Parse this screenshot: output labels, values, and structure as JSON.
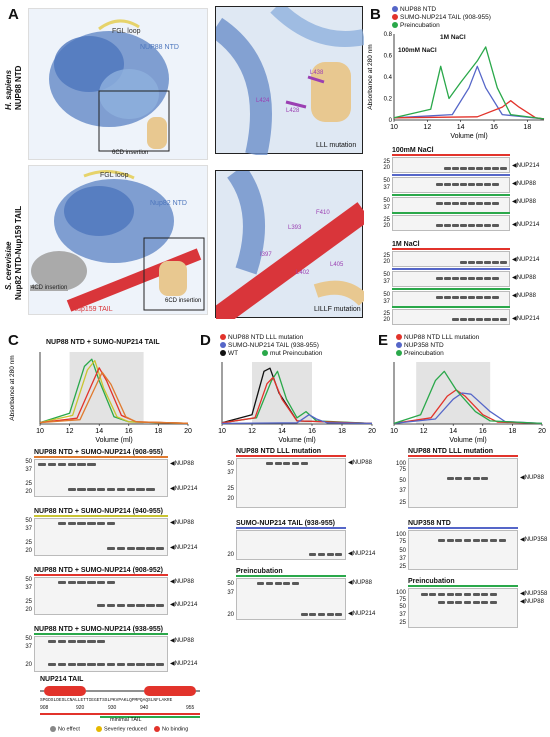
{
  "panel_labels": {
    "a": "A",
    "b": "B",
    "c": "C",
    "d": "D",
    "e": "E"
  },
  "panelA": {
    "top_species": "H. sapiens",
    "top_construct": "NUP88 NTD",
    "top_fgl": "FGL loop",
    "top_ntd": "NUP88 NTD",
    "top_ins": "6CD insertion",
    "top_zoom_caption": "LLL mutation",
    "top_residues": [
      "L438",
      "L424",
      "L428"
    ],
    "bottom_species": "S. cerevisiae",
    "bottom_construct": "Nup82 NTD-Nup159 TAIL",
    "bottom_fgl": "FGL loop",
    "bottom_ntd": "Nup82 NTD",
    "bottom_4cd": "4CD insertion",
    "bottom_6cd": "6CD insertion",
    "bottom_tail": "Nup159 TAIL",
    "bottom_zoom_caption": "LILLF mutation",
    "bottom_residues": [
      "F410",
      "L393",
      "I397",
      "L402",
      "L405"
    ]
  },
  "panelB": {
    "legend": [
      "NUP88 NTD",
      "SUMO-NUP214 TAIL (908-955)",
      "Preincubation"
    ],
    "ylabel": "Absorbance at 280 nm",
    "xlabel": "Volume (ml)",
    "ann_100": "100mM NaCl",
    "ann_1m": "1M NaCl",
    "gel1_title": "100mM NaCl",
    "gel2_title": "1M NaCl",
    "gel_labels": [
      "NUP214",
      "NUP88",
      "NUP88",
      "NUP214",
      "NUP214",
      "NUP88",
      "NUP88",
      "NUP214"
    ]
  },
  "panelC": {
    "title": "NUP88 NTD + SUMO-NUP214 TAIL",
    "ylabel": "Absorbance at 280 nm",
    "xlabel": "Volume (ml)",
    "gel_titles": [
      "NUP88 NTD + SUMO-NUP214 (908-955)",
      "NUP88 NTD + SUMO-NUP214 (940-955)",
      "NUP88 NTD + SUMO-NUP214 (908-952)",
      "NUP88 NTD + SUMO-NUP214 (938-955)"
    ],
    "gel_labels": [
      "NUP88",
      "NUP214",
      "NUP88",
      "NUP214",
      "NUP88",
      "NUP214",
      "NUP88",
      "NUP214"
    ],
    "tail_title": "NUP214 TAIL",
    "tail_seq": "SPGDSLDESLCNALLETTIEGETSSLPKVPAKLQPMPQAQSLNFLAKRE",
    "tail_ticks": [
      "908",
      "920",
      "930",
      "940",
      "955"
    ],
    "minimal": "minimal TAIL",
    "key": [
      "No effect",
      "Severley reduced",
      "No binding"
    ]
  },
  "panelD": {
    "legend": [
      "NUP88 NTD LLL mutation",
      "SUMO-NUP214 TAIL (938-955)",
      "WT",
      "mut Preincubation"
    ],
    "xlabel": "Volume (ml)",
    "gel_titles": [
      "NUP88 NTD LLL mutation",
      "SUMO-NUP214 TAIL (938-955)",
      "Preincubation"
    ],
    "gel_labels": [
      "NUP88",
      "NUP214",
      "NUP88",
      "NUP214"
    ]
  },
  "panelE": {
    "legend": [
      "NUP88 NTD LLL mutation",
      "NUP358 NTD",
      "Preincubation"
    ],
    "xlabel": "Volume (ml)",
    "gel_titles": [
      "NUP88 NTD LLL mutation",
      "NUP358 NTD",
      "Preincubation"
    ],
    "gel_labels": [
      "NUP88",
      "NUP358",
      "NUP358",
      "NUP88"
    ]
  },
  "colors": {
    "red": "#e2332b",
    "blue": "#5566c8",
    "green": "#2aa84a",
    "black": "#111111",
    "protein_blue": "#6b8ec9",
    "tan": "#e8c890",
    "yellow": "#e6d36b",
    "red_helix": "#d9353a",
    "grey": "#aaaaaa"
  },
  "chart_data": [
    {
      "type": "line",
      "panel": "B",
      "xlabel": "Volume (ml)",
      "ylabel": "Absorbance at 280 nm",
      "xlim": [
        10,
        19
      ],
      "ylim": [
        0,
        0.8
      ],
      "xticks": [
        10,
        12,
        14,
        16,
        18
      ],
      "yticks": [
        0,
        0.2,
        0.4,
        0.6,
        0.8
      ],
      "series": [
        {
          "name": "NUP88 NTD",
          "color": "blue",
          "x": [
            10,
            13.5,
            14.5,
            15,
            15.5,
            16.5,
            19
          ],
          "y": [
            0.02,
            0.05,
            0.3,
            0.5,
            0.3,
            0.05,
            0.01
          ]
        },
        {
          "name": "SUMO-NUP214 TAIL (908-955)",
          "color": "red",
          "x": [
            10,
            15,
            16.5,
            17,
            17.5,
            18.5,
            19
          ],
          "y": [
            0.02,
            0.03,
            0.12,
            0.18,
            0.12,
            0.02,
            0.01
          ]
        },
        {
          "name": "Preincubation",
          "color": "green",
          "x": [
            10,
            12.2,
            12.8,
            13.3,
            14,
            15,
            15.5,
            16.2,
            17,
            19
          ],
          "y": [
            0.02,
            0.1,
            0.5,
            0.2,
            0.35,
            0.55,
            0.68,
            0.3,
            0.05,
            0.01
          ]
        }
      ]
    },
    {
      "type": "line",
      "panel": "C",
      "xlabel": "Volume (ml)",
      "ylabel": "Absorbance at 280 nm",
      "xlim": [
        10,
        20
      ],
      "xticks": [
        10,
        12,
        14,
        16,
        18,
        20
      ],
      "series": [
        {
          "color": "green",
          "x": [
            10,
            12,
            13,
            13.5,
            14,
            15,
            16,
            20
          ],
          "y": [
            0.02,
            0.15,
            0.8,
            0.9,
            0.6,
            0.1,
            0.03,
            0.01
          ]
        },
        {
          "color": "yellow",
          "x": [
            10,
            12.2,
            13.2,
            13.7,
            14.3,
            15.2,
            16,
            20
          ],
          "y": [
            0.02,
            0.12,
            0.75,
            0.88,
            0.5,
            0.1,
            0.03,
            0.01
          ]
        },
        {
          "color": "red",
          "x": [
            10,
            12.5,
            13.5,
            14,
            14.5,
            15.5,
            16.5,
            20
          ],
          "y": [
            0.02,
            0.08,
            0.55,
            0.78,
            0.6,
            0.12,
            0.03,
            0.01
          ]
        },
        {
          "color": "orange",
          "x": [
            10,
            12.7,
            13.7,
            14.2,
            14.8,
            15.8,
            16.5,
            20
          ],
          "y": [
            0.02,
            0.06,
            0.5,
            0.72,
            0.55,
            0.1,
            0.03,
            0.01
          ]
        }
      ]
    },
    {
      "type": "line",
      "panel": "D",
      "xlabel": "Volume (ml)",
      "xlim": [
        10,
        20
      ],
      "xticks": [
        10,
        12,
        14,
        16,
        18,
        20
      ],
      "series": [
        {
          "name": "WT",
          "color": "black",
          "x": [
            10,
            12,
            12.8,
            13.2,
            13.8,
            15,
            20
          ],
          "y": [
            0.02,
            0.15,
            0.85,
            0.9,
            0.5,
            0.05,
            0.01
          ]
        },
        {
          "name": "mut Preincubation",
          "color": "green",
          "x": [
            10,
            12.3,
            13.3,
            13.7,
            14.3,
            15,
            15.6,
            16.3,
            20
          ],
          "y": [
            0.02,
            0.1,
            0.7,
            0.85,
            0.4,
            0.1,
            0.2,
            0.05,
            0.01
          ]
        },
        {
          "name": "NUP88 NTD LLL mutation",
          "color": "red",
          "x": [
            10,
            12.2,
            13,
            13.4,
            14,
            15,
            20
          ],
          "y": [
            0.02,
            0.1,
            0.65,
            0.75,
            0.4,
            0.05,
            0.01
          ]
        },
        {
          "name": "SUMO-NUP214 TAIL (938-955)",
          "color": "blue",
          "x": [
            10,
            15,
            15.5,
            15.8,
            16.3,
            17,
            20
          ],
          "y": [
            0.01,
            0.02,
            0.1,
            0.15,
            0.08,
            0.02,
            0.01
          ]
        }
      ]
    },
    {
      "type": "line",
      "panel": "E",
      "xlabel": "Volume (ml)",
      "xlim": [
        10,
        20
      ],
      "xticks": [
        10,
        12,
        14,
        16,
        18,
        20
      ],
      "series": [
        {
          "name": "NUP88 NTD LLL mutation",
          "color": "red",
          "x": [
            10,
            12.5,
            13.6,
            14.2,
            14.8,
            16,
            17,
            20
          ],
          "y": [
            0.01,
            0.1,
            0.45,
            0.55,
            0.45,
            0.15,
            0.03,
            0.01
          ]
        },
        {
          "name": "NUP358 NTD",
          "color": "blue",
          "x": [
            10,
            12.8,
            14,
            14.6,
            15.2,
            16.5,
            17.5,
            20
          ],
          "y": [
            0.01,
            0.08,
            0.4,
            0.5,
            0.48,
            0.2,
            0.04,
            0.01
          ]
        },
        {
          "name": "Preincubation",
          "color": "green",
          "x": [
            10,
            11.8,
            12.8,
            13.4,
            14.2,
            15.5,
            16.5,
            20
          ],
          "y": [
            0.01,
            0.15,
            0.7,
            0.85,
            0.55,
            0.2,
            0.05,
            0.01
          ]
        }
      ]
    }
  ]
}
● ● ● ● ● ● ●
_TASK BRIEF:_ Where a line of the data holds the word "NaCl", copy that line.

_REPLY:_
    "ann_100": "100mM NaCl",
    "ann_1m": "1M NaCl",
    "gel1_title": "100mM NaCl",
    "gel2_title": "1M NaCl",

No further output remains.